**EXERCISE SET:**
1. In the passage on review-based recommendation, list the aspects that reviews explain in movie recommendation.
2. Rewrite everything in the passage on review-based recommendation from "Ratings and reviews are" down to "to make recommendation.", swapping "preferences" for "tastes".

**DOCUMENT SECTION:**
^^^^^^^^^^^^^^^^

In social media sites and e-commerce systems, some users further express their preferences by writing reviews after they have consumed the items. These reviews contain rich information, which can be exploited to alleviate the problem of data sparsity. Some studies (Dong et al., 2020, Jakob et al., 2009, Zheng et al., 2017) show that the methods taking reviews into consideration usually outperform the CF-based methods only considering interaction records. The user and item representations of these review-based methods are extracted from reviews. For example, Deep Cooperative Neural Networks (DeepCoNN) ( Zheng et al., 2017) obtains the embeddings of user preferences and item properties from all reviews of this user and item by using two parallel neural networks. However, some reviews contain noise and some contain too few words to extract effective information. The performance of those recommendation systems will be seriously damaged when these useless reviews are introduced into the model.
Ratings and reviews are two different channels of information to represent the preferences of users to items. For example, in movie recommendation, the preferences of users can often be represented by ratings and comments to movies. The rating may reflect how much the user is interested in one movie. While the reviews will explain the reasons from several aspects, such as the performance of actors, the style of the movie, and the plot. In this paper, we seek to seamlessly unify ratings and reviews to make recommendation.
There are two examples in Fig. 1. The first user gave the highest rating, and the reviews also showed that he was satisfied with the CD to some extent. Since reviews can express the opinions of the user from several aspects, we can find the user also pointed out some drawbacks of the CD even though he gave the highest score. The second user gave a very low rating, and he talked about the shortcomings of the disc in his reviews. But it can be seen from the reviews that he did not completely deny the disc. From Fig. 1, we can see that most ratings and the reviews are similar with each other from the emotion view, and may complement each other. We can extract shared information from the interaction data and reviews. However, ratings are numerical information while reviews are textual information, and they reflect the preference of the user from a coarse-grained level and a fine-grained level, respectively. That is to say, each of them contains their own specific contribution to the final rating prediction, and the heterogeneity between them cannot be ignored. The main challenge is how to integrate the two types of heterogeneities in an efficient and general way.

^^^^^^^^^^^^^^^^

**AVAILABLE DATA:**

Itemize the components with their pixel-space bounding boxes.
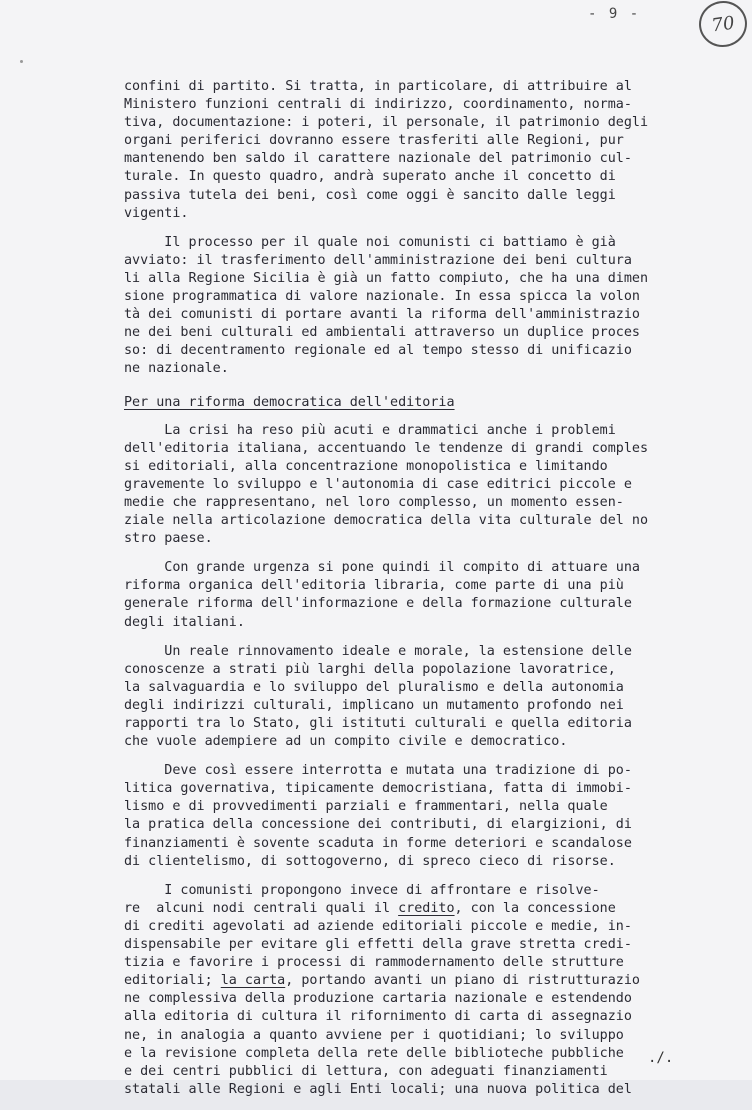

^^^^^^^^^^^^^^^^

**THE SOLUTIONS:**
1.
- the performance of actors
- the style of the movie
- the plot

2.
Ratings and reviews are two different channels of information to represent the tastes of users to items. For example, in movie recommendation, the tastes of users can often be represented by ratings and comments to movies. The rating may reflect how much the user is interested in one movie. While the reviews will explain the reasons from several aspects, such as the performance of actors, the style of the movie, and the plot. In this paper, we seek to seamlessly unify ratings and reviews to make recommendation.